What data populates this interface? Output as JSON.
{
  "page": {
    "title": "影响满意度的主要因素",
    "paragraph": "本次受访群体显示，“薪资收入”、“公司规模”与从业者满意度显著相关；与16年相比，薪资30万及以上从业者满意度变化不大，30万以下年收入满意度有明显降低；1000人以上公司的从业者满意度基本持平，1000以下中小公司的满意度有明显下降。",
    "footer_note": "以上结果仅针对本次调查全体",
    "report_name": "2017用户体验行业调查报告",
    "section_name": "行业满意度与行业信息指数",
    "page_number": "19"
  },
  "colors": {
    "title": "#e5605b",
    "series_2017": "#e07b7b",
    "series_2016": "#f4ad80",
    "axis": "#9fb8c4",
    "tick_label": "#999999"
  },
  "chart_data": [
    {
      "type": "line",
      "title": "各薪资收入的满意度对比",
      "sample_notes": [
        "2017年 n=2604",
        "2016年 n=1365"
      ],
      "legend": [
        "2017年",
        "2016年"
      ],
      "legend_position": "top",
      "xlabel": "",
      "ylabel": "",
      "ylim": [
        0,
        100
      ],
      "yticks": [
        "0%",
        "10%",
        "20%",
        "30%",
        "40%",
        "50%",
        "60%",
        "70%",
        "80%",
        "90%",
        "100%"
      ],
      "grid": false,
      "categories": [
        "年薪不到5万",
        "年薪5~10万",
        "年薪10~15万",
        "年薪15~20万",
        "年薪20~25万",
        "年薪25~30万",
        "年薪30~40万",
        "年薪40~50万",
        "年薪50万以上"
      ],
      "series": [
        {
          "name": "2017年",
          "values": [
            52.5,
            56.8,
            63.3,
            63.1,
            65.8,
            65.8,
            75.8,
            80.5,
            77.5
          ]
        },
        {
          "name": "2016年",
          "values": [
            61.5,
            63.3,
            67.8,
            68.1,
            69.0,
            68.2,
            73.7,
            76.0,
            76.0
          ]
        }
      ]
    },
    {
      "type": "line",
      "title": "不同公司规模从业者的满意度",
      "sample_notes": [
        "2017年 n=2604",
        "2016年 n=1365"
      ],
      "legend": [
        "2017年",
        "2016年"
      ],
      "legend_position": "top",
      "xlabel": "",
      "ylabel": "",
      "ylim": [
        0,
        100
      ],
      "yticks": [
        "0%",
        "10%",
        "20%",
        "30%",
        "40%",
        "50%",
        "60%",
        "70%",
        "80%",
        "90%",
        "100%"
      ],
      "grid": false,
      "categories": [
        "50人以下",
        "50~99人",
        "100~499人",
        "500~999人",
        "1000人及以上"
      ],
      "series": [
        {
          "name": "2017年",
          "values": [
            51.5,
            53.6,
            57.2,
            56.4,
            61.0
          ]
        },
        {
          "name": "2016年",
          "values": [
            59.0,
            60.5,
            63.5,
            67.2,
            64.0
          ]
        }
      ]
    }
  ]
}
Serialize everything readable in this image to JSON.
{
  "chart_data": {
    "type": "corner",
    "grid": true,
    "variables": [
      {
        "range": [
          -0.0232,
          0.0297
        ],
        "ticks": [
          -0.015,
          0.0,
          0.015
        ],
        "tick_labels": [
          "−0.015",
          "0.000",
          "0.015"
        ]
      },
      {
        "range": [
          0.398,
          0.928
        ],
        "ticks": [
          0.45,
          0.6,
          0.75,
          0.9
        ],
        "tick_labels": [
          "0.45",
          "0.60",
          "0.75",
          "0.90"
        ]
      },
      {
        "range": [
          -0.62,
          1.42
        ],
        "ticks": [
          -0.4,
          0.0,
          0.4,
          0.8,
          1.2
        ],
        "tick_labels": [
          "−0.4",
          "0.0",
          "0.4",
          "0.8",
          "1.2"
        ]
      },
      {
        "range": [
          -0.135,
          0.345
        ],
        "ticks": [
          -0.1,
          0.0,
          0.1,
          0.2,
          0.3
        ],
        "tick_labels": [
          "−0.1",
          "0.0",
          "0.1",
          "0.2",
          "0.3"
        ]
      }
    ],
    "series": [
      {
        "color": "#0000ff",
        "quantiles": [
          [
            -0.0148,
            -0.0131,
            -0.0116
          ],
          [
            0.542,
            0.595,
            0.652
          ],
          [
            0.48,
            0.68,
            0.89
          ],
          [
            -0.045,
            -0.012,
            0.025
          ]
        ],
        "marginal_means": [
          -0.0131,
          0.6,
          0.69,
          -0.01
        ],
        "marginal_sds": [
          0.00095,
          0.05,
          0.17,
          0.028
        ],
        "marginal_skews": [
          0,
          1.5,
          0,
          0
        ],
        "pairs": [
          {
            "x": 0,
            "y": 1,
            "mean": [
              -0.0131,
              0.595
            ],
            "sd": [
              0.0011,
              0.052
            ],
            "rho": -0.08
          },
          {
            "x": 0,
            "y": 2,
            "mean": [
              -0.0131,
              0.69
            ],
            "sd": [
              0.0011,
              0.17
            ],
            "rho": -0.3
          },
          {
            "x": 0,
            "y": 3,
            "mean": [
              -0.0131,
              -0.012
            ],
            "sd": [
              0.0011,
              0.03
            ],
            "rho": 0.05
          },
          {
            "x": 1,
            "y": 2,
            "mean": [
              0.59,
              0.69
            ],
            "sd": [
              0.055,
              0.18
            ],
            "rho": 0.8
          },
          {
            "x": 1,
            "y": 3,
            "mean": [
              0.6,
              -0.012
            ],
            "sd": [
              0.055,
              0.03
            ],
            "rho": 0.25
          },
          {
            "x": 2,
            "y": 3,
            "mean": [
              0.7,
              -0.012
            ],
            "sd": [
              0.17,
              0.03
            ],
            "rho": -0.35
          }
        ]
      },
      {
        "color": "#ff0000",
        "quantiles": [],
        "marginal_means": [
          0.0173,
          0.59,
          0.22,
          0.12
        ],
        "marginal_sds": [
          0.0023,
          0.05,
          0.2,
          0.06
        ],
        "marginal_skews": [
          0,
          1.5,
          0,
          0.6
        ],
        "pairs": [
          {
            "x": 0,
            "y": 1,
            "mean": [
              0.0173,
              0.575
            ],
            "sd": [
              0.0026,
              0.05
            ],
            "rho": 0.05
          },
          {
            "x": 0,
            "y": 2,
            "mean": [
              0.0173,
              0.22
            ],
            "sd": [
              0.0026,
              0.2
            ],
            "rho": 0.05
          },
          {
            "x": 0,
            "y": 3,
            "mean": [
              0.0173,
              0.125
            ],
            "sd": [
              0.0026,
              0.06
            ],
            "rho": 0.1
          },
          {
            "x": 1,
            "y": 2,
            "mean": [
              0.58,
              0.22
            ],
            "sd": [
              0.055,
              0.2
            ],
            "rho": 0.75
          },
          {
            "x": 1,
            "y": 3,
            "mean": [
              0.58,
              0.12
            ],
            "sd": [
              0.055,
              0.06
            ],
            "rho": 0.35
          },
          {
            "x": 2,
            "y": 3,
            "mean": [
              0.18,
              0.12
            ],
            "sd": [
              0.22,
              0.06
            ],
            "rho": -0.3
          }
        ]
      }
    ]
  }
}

=-=-=-=-=

Exercise task:
Write down every line of the data exactly as it appears above.

Answer for the task:
What data populates this interface? Output as JSON.
{
  "page": {
    "title": "影响满意度的主要因素",
    "paragraph": "本次受访群体显示，“薪资收入”、“公司规模”与从业者满意度显著相关；与16年相比，薪资30万及以上从业者满意度变化不大，30万以下年收入满意度有明显降低；1000人以上公司的从业者满意度基本持平，1000以下中小公司的满意度有明显下降。",
    "footer_note": "以上结果仅针对本次调查全体",
    "report_name": "2017用户体验行业调查报告",
    "section_name": "行业满意度与行业信息指数",
    "page_number": "19"
  },
  "colors": {
    "title": "#e5605b",
    "series_2017": "#e07b7b",
    "series_2016": "#f4ad80",
    "axis": "#9fb8c4",
    "tick_label": "#999999"
  },
  "chart_data": [
    {
      "type": "line",
      "title": "各薪资收入的满意度对比",
      "sample_notes": [
        "2017年 n=2604",
        "2016年 n=1365"
      ],
      "legend": [
        "2017年",
        "2016年"
      ],
      "legend_position": "top",
      "xlabel": "",
      "ylabel": "",
      "ylim": [
        0,
        100
      ],
      "yticks": [
        "0%",
        "10%",
        "20%",
        "30%",
        "40%",
        "50%",
        "60%",
        "70%",
        "80%",
        "90%",
        "100%"
      ],
      "grid": false,
      "categories": [
        "年薪不到5万",
        "年薪5~10万",
        "年薪10~15万",
        "年薪15~20万",
        "年薪20~25万",
        "年薪25~30万",
        "年薪30~40万",
        "年薪40~50万",
        "年薪50万以上"
      ],
      "series": [
        {
          "name": "2017年",
          "values": [
            52.5,
            56.8,
            63.3,
            63.1,
            65.8,
            65.8,
            75.8,
            80.5,
            77.5
          ]
        },
        {
          "name": "2016年",
          "values": [
            61.5,
            63.3,
            67.8,
            68.1,
            69.0,
            68.2,
            73.7,
            76.0,
            76.0
          ]
        }
      ]
    },
    {
      "type": "line",
      "title": "不同公司规模从业者的满意度",
      "sample_notes": [
        "2017年 n=2604",
        "2016年 n=1365"
      ],
      "legend": [
        "2017年",
        "2016年"
      ],
      "legend_position": "top",
      "xlabel": "",
      "ylabel": "",
      "ylim": [
        0,
        100
      ],
      "yticks": [
        "0%",
        "10%",
        "20%",
        "30%",
        "40%",
        "50%",
        "60%",
        "70%",
        "80%",
        "90%",
        "100%"
      ],
      "grid": false,
      "categories": [
        "50人以下",
        "50~99人",
        "100~499人",
        "500~999人",
        "1000人及以上"
      ],
      "series": [
        {
          "name": "2017年",
          "values": [
            51.5,
            53.6,
            57.2,
            56.4,
            61.0
          ]
        },
        {
          "name": "2016年",
          "values": [
            59.0,
            60.5,
            63.5,
            67.2,
            64.0
          ]
        }
      ]
    }
  ]
}
Serialize everything readable in this image to JSON.
{
  "chart_data": {
    "type": "corner",
    "grid": true,
    "variables": [
      {
        "range": [
          -0.0232,
          0.0297
        ],
        "ticks": [
          -0.015,
          0.0,
          0.015
        ],
        "tick_labels": [
          "−0.015",
          "0.000",
          "0.015"
        ]
      },
      {
        "range": [
          0.398,
          0.928
        ],
        "ticks": [
          0.45,
          0.6,
          0.75,
          0.9
        ],
        "tick_labels": [
          "0.45",
          "0.60",
          "0.75",
          "0.90"
        ]
      },
      {
        "range": [
          -0.62,
          1.42
        ],
        "ticks": [
          -0.4,
          0.0,
          0.4,
          0.8,
          1.2
        ],
        "tick_labels": [
          "−0.4",
          "0.0",
          "0.4",
          "0.8",
          "1.2"
        ]
      },
      {
        "range": [
          -0.135,
          0.345
        ],
        "ticks": [
          -0.1,
          0.0,
          0.1,
          0.2,
          0.3
        ],
        "tick_labels": [
          "−0.1",
          "0.0",
          "0.1",
          "0.2",
          "0.3"
        ]
      }
    ],
    "series": [
      {
        "color": "#0000ff",
        "quantiles": [
          [
            -0.0148,
            -0.0131,
            -0.0116
          ],
          [
            0.542,
            0.595,
            0.652
          ],
          [
            0.48,
            0.68,
            0.89
          ],
          [
            -0.045,
            -0.012,
            0.025
          ]
        ],
        "marginal_means": [
          -0.0131,
          0.6,
          0.69,
          -0.01
        ],
        "marginal_sds": [
          0.00095,
          0.05,
          0.17,
          0.028
        ],
        "marginal_skews": [
          0,
          1.5,
          0,
          0
        ],
        "pairs": [
          {
            "x": 0,
            "y": 1,
            "mean": [
              -0.0131,
              0.595
            ],
            "sd": [
              0.0011,
              0.052
            ],
            "rho": -0.08
          },
          {
            "x": 0,
            "y": 2,
            "mean": [
              -0.0131,
              0.69
            ],
            "sd": [
              0.0011,
              0.17
            ],
            "rho": -0.3
          },
          {
            "x": 0,
            "y": 3,
            "mean": [
              -0.0131,
              -0.012
            ],
            "sd": [
              0.0011,
              0.03
            ],
            "rho": 0.05
          },
          {
            "x": 1,
            "y": 2,
            "mean": [
              0.59,
              0.69
            ],
            "sd": [
              0.055,
              0.18
            ],
            "rho": 0.8
          },
          {
            "x": 1,
            "y": 3,
            "mean": [
              0.6,
              -0.012
            ],
            "sd": [
              0.055,
              0.03
            ],
            "rho": 0.25
          },
          {
            "x": 2,
            "y": 3,
            "mean": [
              0.7,
              -0.012
            ],
            "sd": [
              0.17,
              0.03
            ],
            "rho": -0.35
          }
        ]
      },
      {
        "color": "#ff0000",
        "quantiles": [],
        "marginal_means": [
          0.0173,
          0.59,
          0.22,
          0.12
        ],
        "marginal_sds": [
          0.0023,
          0.05,
          0.2,
          0.06
        ],
        "marginal_skews": [
          0,
          1.5,
          0,
          0.6
        ],
        "pairs": [
          {
            "x": 0,
            "y": 1,
            "mean": [
              0.0173,
              0.575
            ],
            "sd": [
              0.0026,
              0.05
            ],
            "rho": 0.05
          },
          {
            "x": 0,
            "y": 2,
            "mean": [
              0.0173,
              0.22
            ],
            "sd": [
              0.0026,
              0.2
            ],
            "rho": 0.05
          },
          {
            "x": 0,
            "y": 3,
            "mean": [
              0.0173,
              0.125
            ],
            "sd": [
              0.0026,
              0.06
            ],
            "rho": 0.1
          },
          {
            "x": 1,
            "y": 2,
            "mean": [
              0.58,
              0.22
            ],
            "sd": [
              0.055,
              0.2
            ],
            "rho": 0.75
          },
          {
            "x": 1,
            "y": 3,
            "mean": [
              0.58,
              0.12
            ],
            "sd": [
              0.055,
              0.06
            ],
            "rho": 0.35
          },
          {
            "x": 2,
            "y": 3,
            "mean": [
              0.18,
              0.12
            ],
            "sd": [
              0.22,
              0.06
            ],
            "rho": -0.3
          }
        ]
      }
    ]
  }
}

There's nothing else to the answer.